— Start —
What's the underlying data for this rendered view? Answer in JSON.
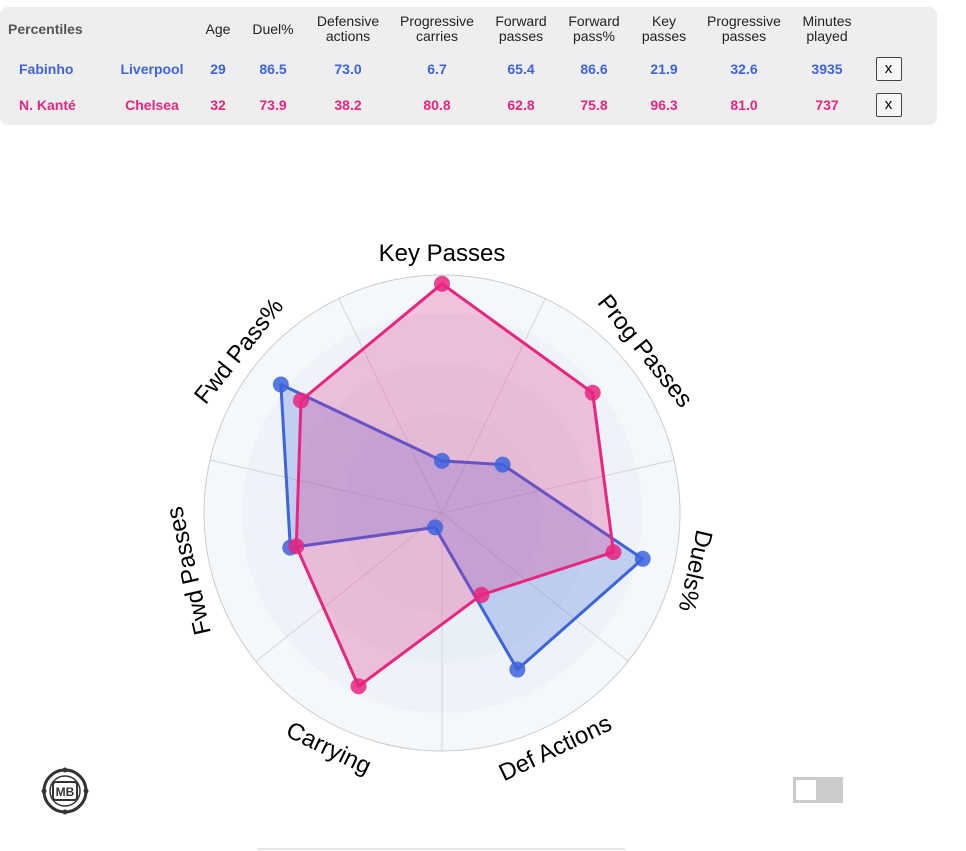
{
  "table": {
    "headers": [
      "Percentiles",
      "",
      "Age",
      "Duel%",
      "Defensive\nactions",
      "Progressive\ncarries",
      "Forward\npasses",
      "Forward\npass%",
      "Key\npasses",
      "Progressive\npasses",
      "Minutes\nplayed"
    ],
    "rows": [
      {
        "player": "Fabinho",
        "team": "Liverpool",
        "age": "29",
        "duel_pct": "86.5",
        "def_actions": "73.0",
        "prog_carries": "6.7",
        "fwd_passes": "65.4",
        "fwd_pass_pct": "86.6",
        "key_passes": "21.9",
        "prog_passes": "32.6",
        "minutes": "3935",
        "remove_label": "x"
      },
      {
        "player": "N. Kanté",
        "team": "Chelsea",
        "age": "32",
        "duel_pct": "73.9",
        "def_actions": "38.2",
        "prog_carries": "80.8",
        "fwd_passes": "62.8",
        "fwd_pass_pct": "75.8",
        "key_passes": "96.3",
        "prog_passes": "81.0",
        "minutes": "737",
        "remove_label": "x"
      }
    ]
  },
  "chart_data": {
    "type": "radar",
    "axes": [
      "Key Passes",
      "Prog Passes",
      "Duels%",
      "Def Actions",
      "Carrying",
      "Fwd Passes",
      "Fwd Pass%"
    ],
    "range": [
      0,
      100
    ],
    "series": [
      {
        "name": "Fabinho",
        "color": "#3d63dd",
        "values": [
          21.9,
          32.6,
          86.5,
          73.0,
          6.7,
          65.4,
          86.6
        ]
      },
      {
        "name": "N. Kanté",
        "color": "#e8257f",
        "values": [
          96.3,
          81.0,
          73.9,
          38.2,
          80.8,
          62.8,
          75.8
        ]
      }
    ]
  },
  "logo": {
    "text": "MB"
  },
  "colors": {
    "fabinho": "#3d63dd",
    "kante": "#e8257f",
    "panel": "#eeeeee"
  }
}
— End —
» Objective
Leaving all pictures aside, quote each record exactly.

» Response
What's the underlying data for this rendered view? Answer in JSON.
{
  "table": {
    "headers": [
      "Percentiles",
      "",
      "Age",
      "Duel%",
      "Defensive\nactions",
      "Progressive\ncarries",
      "Forward\npasses",
      "Forward\npass%",
      "Key\npasses",
      "Progressive\npasses",
      "Minutes\nplayed"
    ],
    "rows": [
      {
        "player": "Fabinho",
        "team": "Liverpool",
        "age": "29",
        "duel_pct": "86.5",
        "def_actions": "73.0",
        "prog_carries": "6.7",
        "fwd_passes": "65.4",
        "fwd_pass_pct": "86.6",
        "key_passes": "21.9",
        "prog_passes": "32.6",
        "minutes": "3935",
        "remove_label": "x"
      },
      {
        "player": "N. Kanté",
        "team": "Chelsea",
        "age": "32",
        "duel_pct": "73.9",
        "def_actions": "38.2",
        "prog_carries": "80.8",
        "fwd_passes": "62.8",
        "fwd_pass_pct": "75.8",
        "key_passes": "96.3",
        "prog_passes": "81.0",
        "minutes": "737",
        "remove_label": "x"
      }
    ]
  },
  "chart_data": {
    "type": "radar",
    "axes": [
      "Key Passes",
      "Prog Passes",
      "Duels%",
      "Def Actions",
      "Carrying",
      "Fwd Passes",
      "Fwd Pass%"
    ],
    "range": [
      0,
      100
    ],
    "series": [
      {
        "name": "Fabinho",
        "color": "#3d63dd",
        "values": [
          21.9,
          32.6,
          86.5,
          73.0,
          6.7,
          65.4,
          86.6
        ]
      },
      {
        "name": "N. Kanté",
        "color": "#e8257f",
        "values": [
          96.3,
          81.0,
          73.9,
          38.2,
          80.8,
          62.8,
          75.8
        ]
      }
    ]
  },
  "logo": {
    "text": "MB"
  },
  "colors": {
    "fabinho": "#3d63dd",
    "kante": "#e8257f",
    "panel": "#eeeeee"
  }
}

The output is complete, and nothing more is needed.